The entries below should be output exactly as written.

______

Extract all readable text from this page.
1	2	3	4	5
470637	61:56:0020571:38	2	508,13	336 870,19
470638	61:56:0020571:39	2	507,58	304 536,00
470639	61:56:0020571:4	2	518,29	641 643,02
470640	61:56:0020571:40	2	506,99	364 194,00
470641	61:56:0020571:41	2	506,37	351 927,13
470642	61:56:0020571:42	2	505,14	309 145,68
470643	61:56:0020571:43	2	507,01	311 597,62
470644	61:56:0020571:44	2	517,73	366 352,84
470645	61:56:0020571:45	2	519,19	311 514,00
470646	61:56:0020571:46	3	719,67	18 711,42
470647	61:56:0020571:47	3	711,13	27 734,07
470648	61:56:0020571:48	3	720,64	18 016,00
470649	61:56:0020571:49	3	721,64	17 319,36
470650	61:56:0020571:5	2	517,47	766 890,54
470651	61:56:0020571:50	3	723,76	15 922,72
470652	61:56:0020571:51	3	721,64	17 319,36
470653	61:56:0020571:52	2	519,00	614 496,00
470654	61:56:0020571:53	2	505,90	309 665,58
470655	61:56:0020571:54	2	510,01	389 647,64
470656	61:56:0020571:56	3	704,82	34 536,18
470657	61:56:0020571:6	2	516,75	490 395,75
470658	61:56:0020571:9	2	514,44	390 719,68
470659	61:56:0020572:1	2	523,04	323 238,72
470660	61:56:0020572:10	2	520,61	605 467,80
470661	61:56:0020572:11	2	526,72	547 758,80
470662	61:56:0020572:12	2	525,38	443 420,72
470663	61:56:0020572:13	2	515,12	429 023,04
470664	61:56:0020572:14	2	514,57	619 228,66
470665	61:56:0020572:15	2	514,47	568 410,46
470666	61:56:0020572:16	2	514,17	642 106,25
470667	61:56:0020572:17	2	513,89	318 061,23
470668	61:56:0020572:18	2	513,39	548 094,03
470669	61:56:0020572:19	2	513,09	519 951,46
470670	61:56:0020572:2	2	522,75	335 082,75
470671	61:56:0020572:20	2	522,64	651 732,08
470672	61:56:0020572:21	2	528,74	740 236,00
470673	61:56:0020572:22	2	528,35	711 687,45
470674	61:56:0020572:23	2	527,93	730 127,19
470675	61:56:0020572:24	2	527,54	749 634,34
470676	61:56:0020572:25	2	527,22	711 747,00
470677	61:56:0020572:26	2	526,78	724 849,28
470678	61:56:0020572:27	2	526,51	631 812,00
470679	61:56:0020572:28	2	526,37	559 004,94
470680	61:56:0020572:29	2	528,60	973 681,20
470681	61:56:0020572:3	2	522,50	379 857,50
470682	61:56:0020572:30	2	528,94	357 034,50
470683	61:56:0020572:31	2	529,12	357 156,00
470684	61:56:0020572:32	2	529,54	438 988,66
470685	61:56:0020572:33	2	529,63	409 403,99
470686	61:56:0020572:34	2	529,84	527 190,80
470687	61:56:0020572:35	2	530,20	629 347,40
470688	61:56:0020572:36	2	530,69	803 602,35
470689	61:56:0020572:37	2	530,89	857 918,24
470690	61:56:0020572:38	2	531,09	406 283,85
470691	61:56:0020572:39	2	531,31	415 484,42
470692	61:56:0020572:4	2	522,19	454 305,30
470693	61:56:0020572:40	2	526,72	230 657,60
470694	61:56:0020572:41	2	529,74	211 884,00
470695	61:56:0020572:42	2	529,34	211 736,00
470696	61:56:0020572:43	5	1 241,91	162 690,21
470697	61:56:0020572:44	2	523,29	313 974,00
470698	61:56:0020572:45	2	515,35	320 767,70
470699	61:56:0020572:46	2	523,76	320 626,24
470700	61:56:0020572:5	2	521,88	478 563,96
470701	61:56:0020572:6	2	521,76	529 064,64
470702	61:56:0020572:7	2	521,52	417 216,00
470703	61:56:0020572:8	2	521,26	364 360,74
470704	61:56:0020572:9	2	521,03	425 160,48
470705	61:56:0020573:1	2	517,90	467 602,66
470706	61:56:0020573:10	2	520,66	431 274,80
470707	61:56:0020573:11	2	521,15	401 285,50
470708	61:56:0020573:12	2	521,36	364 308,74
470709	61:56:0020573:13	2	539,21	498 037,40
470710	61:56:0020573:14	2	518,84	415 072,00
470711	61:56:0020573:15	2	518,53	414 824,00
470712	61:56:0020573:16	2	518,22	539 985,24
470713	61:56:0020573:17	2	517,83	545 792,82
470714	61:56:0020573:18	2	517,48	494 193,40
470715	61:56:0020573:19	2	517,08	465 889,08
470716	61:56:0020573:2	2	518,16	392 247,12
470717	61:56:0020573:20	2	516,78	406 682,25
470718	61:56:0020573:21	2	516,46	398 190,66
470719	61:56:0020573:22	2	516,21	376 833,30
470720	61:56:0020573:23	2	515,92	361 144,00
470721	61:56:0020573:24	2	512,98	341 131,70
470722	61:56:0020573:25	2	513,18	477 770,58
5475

______

(Response)
Extract all readable text from this page.
1	2	3	4	5
470637	61:56:0020571:38	2	508,13	336 870,19
470638	61:56:0020571:39	2	507,58	304 536,00
470639	61:56:0020571:4	2	518,29	641 643,02
470640	61:56:0020571:40	2	506,99	364 194,00
470641	61:56:0020571:41	2	506,37	351 927,13
470642	61:56:0020571:42	2	505,14	309 145,68
470643	61:56:0020571:43	2	507,01	311 597,62
470644	61:56:0020571:44	2	517,73	366 352,84
470645	61:56:0020571:45	2	519,19	311 514,00
470646	61:56:0020571:46	3	719,67	18 711,42
470647	61:56:0020571:47	3	711,13	27 734,07
470648	61:56:0020571:48	3	720,64	18 016,00
470649	61:56:0020571:49	3	721,64	17 319,36
470650	61:56:0020571:5	2	517,47	766 890,54
470651	61:56:0020571:50	3	723,76	15 922,72
470652	61:56:0020571:51	3	721,64	17 319,36
470653	61:56:0020571:52	2	519,00	614 496,00
470654	61:56:0020571:53	2	505,90	309 665,58
470655	61:56:0020571:54	2	510,01	389 647,64
470656	61:56:0020571:56	3	704,82	34 536,18
470657	61:56:0020571:6	2	516,75	490 395,75
470658	61:56:0020571:9	2	514,44	390 719,68
470659	61:56:0020572:1	2	523,04	323 238,72
470660	61:56:0020572:10	2	520,61	605 467,80
470661	61:56:0020572:11	2	526,72	547 758,80
470662	61:56:0020572:12	2	525,38	443 420,72
470663	61:56:0020572:13	2	515,12	429 023,04
470664	61:56:0020572:14	2	514,57	619 228,66
470665	61:56:0020572:15	2	514,47	568 410,46
470666	61:56:0020572:16	2	514,17	642 106,25
470667	61:56:0020572:17	2	513,89	318 061,23
470668	61:56:0020572:18	2	513,39	548 094,03
470669	61:56:0020572:19	2	513,09	519 951,46
470670	61:56:0020572:2	2	522,75	335 082,75
470671	61:56:0020572:20	2	522,64	651 732,08
470672	61:56:0020572:21	2	528,74	740 236,00
470673	61:56:0020572:22	2	528,35	711 687,45
470674	61:56:0020572:23	2	527,93	730 127,19
470675	61:56:0020572:24	2	527,54	749 634,34
470676	61:56:0020572:25	2	527,22	711 747,00
470677	61:56:0020572:26	2	526,78	724 849,28
470678	61:56:0020572:27	2	526,51	631 812,00
470679	61:56:0020572:28	2	526,37	559 004,94
470680	61:56:0020572:29	2	528,60	973 681,20
470681	61:56:0020572:3	2	522,50	379 857,50
470682	61:56:0020572:30	2	528,94	357 034,50
470683	61:56:0020572:31	2	529,12	357 156,00
470684	61:56:0020572:32	2	529,54	438 988,66
470685	61:56:0020572:33	2	529,63	409 403,99
470686	61:56:0020572:34	2	529,84	527 190,80
470687	61:56:0020572:35	2	530,20	629 347,40
470688	61:56:0020572:36	2	530,69	803 602,35
470689	61:56:0020572:37	2	530,89	857 918,24
470690	61:56:0020572:38	2	531,09	406 283,85
470691	61:56:0020572:39	2	531,31	415 484,42
470692	61:56:0020572:4	2	522,19	454 305,30
470693	61:56:0020572:40	2	526,72	230 657,60
470694	61:56:0020572:41	2	529,74	211 884,00
470695	61:56:0020572:42	2	529,34	211 736,00
470696	61:56:0020572:43	5	1 241,91	162 690,21
470697	61:56:0020572:44	2	523,29	313 974,00
470698	61:56:0020572:45	2	515,35	320 767,70
470699	61:56:0020572:46	2	523,76	320 626,24
470700	61:56:0020572:5	2	521,88	478 563,96
470701	61:56:0020572:6	2	521,76	529 064,64
470702	61:56:0020572:7	2	521,52	417 216,00
470703	61:56:0020572:8	2	521,26	364 360,74
470704	61:56:0020572:9	2	521,03	425 160,48
470705	61:56:0020573:1	2	517,90	467 602,66
470706	61:56:0020573:10	2	520,66	431 274,80
470707	61:56:0020573:11	2	521,15	401 285,50
470708	61:56:0020573:12	2	521,36	364 308,74
470709	61:56:0020573:13	2	539,21	498 037,40
470710	61:56:0020573:14	2	518,84	415 072,00
470711	61:56:0020573:15	2	518,53	414 824,00
470712	61:56:0020573:16	2	518,22	539 985,24
470713	61:56:0020573:17	2	517,83	545 792,82
470714	61:56:0020573:18	2	517,48	494 193,40
470715	61:56:0020573:19	2	517,08	465 889,08
470716	61:56:0020573:2	2	518,16	392 247,12
470717	61:56:0020573:20	2	516,78	406 682,25
470718	61:56:0020573:21	2	516,46	398 190,66
470719	61:56:0020573:22	2	516,21	376 833,30
470720	61:56:0020573:23	2	515,92	361 144,00
470721	61:56:0020573:24	2	512,98	341 131,70
470722	61:56:0020573:25	2	513,18	477 770,58
5475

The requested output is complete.